◆ What you are asked to do ◆
Which lines below hold the word "settings"? Report each one.

◆ Input data ◆
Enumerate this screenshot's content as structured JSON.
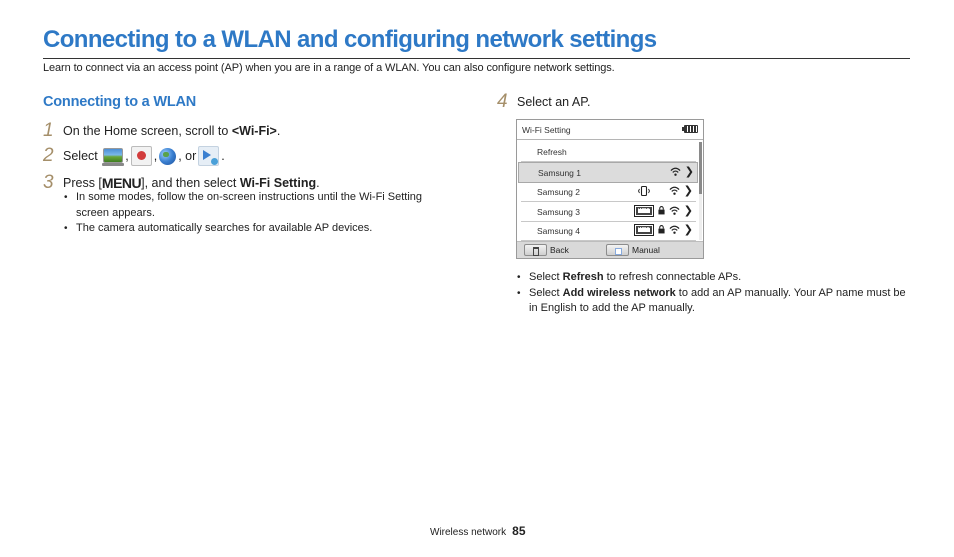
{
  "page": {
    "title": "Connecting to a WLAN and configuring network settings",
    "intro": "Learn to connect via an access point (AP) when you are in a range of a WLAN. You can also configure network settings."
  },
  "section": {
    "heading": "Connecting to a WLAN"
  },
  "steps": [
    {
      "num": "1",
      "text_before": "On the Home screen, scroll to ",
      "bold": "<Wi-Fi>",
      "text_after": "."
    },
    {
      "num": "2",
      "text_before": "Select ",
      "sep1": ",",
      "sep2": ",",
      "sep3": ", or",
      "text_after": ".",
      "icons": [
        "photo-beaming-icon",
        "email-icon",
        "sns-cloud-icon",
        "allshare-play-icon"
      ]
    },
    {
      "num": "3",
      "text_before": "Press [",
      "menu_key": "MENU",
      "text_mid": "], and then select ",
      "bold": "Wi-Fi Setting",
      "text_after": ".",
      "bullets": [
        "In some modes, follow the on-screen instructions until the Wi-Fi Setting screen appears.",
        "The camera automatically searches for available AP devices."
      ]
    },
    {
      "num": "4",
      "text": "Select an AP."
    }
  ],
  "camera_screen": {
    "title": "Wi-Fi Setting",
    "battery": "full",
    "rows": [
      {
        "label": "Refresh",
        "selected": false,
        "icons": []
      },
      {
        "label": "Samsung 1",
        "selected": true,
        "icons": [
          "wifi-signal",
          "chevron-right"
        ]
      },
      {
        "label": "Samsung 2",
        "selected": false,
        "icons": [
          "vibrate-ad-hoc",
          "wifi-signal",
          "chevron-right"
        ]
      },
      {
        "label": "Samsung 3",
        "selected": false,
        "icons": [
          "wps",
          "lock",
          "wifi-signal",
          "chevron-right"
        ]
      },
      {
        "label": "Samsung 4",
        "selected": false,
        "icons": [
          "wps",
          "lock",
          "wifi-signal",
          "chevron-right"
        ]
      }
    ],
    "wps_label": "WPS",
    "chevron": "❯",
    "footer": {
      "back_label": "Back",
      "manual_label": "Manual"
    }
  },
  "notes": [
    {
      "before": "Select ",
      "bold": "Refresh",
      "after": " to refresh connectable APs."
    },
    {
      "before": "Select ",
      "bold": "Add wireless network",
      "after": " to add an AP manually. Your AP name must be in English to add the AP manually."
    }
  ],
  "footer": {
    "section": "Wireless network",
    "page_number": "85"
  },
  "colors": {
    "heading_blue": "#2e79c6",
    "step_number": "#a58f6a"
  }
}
* * *
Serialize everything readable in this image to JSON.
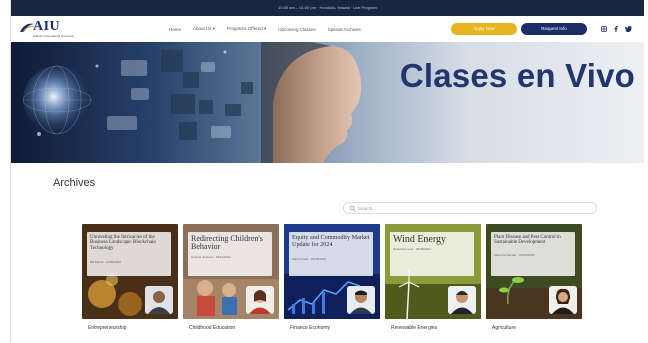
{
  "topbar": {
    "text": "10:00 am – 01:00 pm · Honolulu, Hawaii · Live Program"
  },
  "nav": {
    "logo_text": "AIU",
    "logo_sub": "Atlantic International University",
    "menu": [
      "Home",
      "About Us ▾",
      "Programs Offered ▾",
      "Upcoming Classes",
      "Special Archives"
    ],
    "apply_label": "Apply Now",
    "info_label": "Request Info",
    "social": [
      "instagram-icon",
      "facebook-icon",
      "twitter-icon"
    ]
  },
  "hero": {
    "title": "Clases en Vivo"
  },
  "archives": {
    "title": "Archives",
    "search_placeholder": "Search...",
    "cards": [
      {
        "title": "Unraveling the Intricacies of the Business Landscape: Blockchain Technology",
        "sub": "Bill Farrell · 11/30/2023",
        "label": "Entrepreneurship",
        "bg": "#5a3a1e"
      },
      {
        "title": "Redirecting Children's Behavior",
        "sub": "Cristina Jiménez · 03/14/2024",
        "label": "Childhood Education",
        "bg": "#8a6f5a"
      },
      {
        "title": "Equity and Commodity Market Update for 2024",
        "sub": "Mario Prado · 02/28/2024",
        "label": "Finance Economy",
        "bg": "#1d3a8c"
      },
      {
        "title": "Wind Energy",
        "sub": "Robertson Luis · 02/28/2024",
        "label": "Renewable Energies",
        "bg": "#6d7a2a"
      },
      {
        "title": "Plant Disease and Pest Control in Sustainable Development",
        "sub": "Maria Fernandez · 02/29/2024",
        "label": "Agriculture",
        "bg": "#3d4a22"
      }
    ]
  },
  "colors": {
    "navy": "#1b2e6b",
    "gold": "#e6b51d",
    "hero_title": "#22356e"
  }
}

◆ Task output ◆
    "title": "Connecting to a WLAN and configuring network settings",
    "intro": "Learn to connect via an access point (AP) when you are in a range of a WLAN. You can also configure network settings."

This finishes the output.